----- PROVIDED DATA -----
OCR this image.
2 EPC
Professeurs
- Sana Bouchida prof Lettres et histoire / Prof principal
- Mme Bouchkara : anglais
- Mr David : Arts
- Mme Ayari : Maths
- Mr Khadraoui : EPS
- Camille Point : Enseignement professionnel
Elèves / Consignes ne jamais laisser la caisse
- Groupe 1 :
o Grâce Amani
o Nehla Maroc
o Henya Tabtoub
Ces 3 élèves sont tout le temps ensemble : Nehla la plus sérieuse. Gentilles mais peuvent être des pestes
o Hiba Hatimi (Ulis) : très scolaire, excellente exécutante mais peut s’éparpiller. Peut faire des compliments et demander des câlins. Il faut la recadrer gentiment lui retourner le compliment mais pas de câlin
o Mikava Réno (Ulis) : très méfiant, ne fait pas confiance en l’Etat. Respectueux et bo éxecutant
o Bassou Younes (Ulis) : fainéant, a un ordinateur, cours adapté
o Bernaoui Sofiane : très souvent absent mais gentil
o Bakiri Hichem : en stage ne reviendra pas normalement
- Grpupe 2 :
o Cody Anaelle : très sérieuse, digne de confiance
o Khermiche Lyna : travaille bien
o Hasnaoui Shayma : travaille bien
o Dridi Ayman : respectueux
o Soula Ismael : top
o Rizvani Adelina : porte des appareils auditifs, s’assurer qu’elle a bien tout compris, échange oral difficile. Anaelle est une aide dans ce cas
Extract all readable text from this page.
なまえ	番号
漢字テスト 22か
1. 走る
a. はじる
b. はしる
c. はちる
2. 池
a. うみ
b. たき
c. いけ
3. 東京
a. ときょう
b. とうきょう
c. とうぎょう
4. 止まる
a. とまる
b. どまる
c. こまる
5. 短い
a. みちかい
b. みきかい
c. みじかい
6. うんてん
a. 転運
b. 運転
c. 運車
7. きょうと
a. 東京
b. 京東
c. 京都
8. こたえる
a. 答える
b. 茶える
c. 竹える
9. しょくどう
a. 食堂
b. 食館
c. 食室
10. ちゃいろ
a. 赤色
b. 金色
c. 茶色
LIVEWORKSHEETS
-----
Extract the listing in its entirety and repeat it exactly.

WRITTEN RESPONSE:
OCR this image.
2 EPC
Professeurs
- Sana Bouchida prof Lettres et histoire / Prof principal
- Mme Bouchkara : anglais
- Mr David : Arts
- Mme Ayari : Maths
- Mr Khadraoui : EPS
- Camille Point : Enseignement professionnel
Elèves / Consignes ne jamais laisser la caisse
- Groupe 1 :
o Grâce Amani
o Nehla Maroc
o Henya Tabtoub
Ces 3 élèves sont tout le temps ensemble : Nehla la plus sérieuse. Gentilles mais peuvent être des pestes
o Hiba Hatimi (Ulis) : très scolaire, excellente exécutante mais peut s’éparpiller. Peut faire des compliments et demander des câlins. Il faut la recadrer gentiment lui retourner le compliment mais pas de câlin
o Mikava Réno (Ulis) : très méfiant, ne fait pas confiance en l’Etat. Respectueux et bo éxecutant
o Bassou Younes (Ulis) : fainéant, a un ordinateur, cours adapté
o Bernaoui Sofiane : très souvent absent mais gentil
o Bakiri Hichem : en stage ne reviendra pas normalement
- Grpupe 2 :
o Cody Anaelle : très sérieuse, digne de confiance
o Khermiche Lyna : travaille bien
o Hasnaoui Shayma : travaille bien
o Dridi Ayman : respectueux
o Soula Ismael : top
o Rizvani Adelina : porte des appareils auditifs, s’assurer qu’elle a bien tout compris, échange oral difficile. Anaelle est une aide dans ce cas
Extract all readable text from this page.
なまえ	番号
漢字テスト 22か
1. 走る
a. はじる
b. はしる
c. はちる
2. 池
a. うみ
b. たき
c. いけ
3. 東京
a. ときょう
b. とうきょう
c. とうぎょう
4. 止まる
a. とまる
b. どまる
c. こまる
5. 短い
a. みちかい
b. みきかい
c. みじかい
6. うんてん
a. 転運
b. 運転
c. 運車
7. きょうと
a. 東京
b. 京東
c. 京都
8. こたえる
a. 答える
b. 茶える
c. 竹える
9. しょくどう
a. 食堂
b. 食館
c. 食室
10. ちゃいろ
a. 赤色
b. 金色
c. 茶色
LIVEWORKSHEETS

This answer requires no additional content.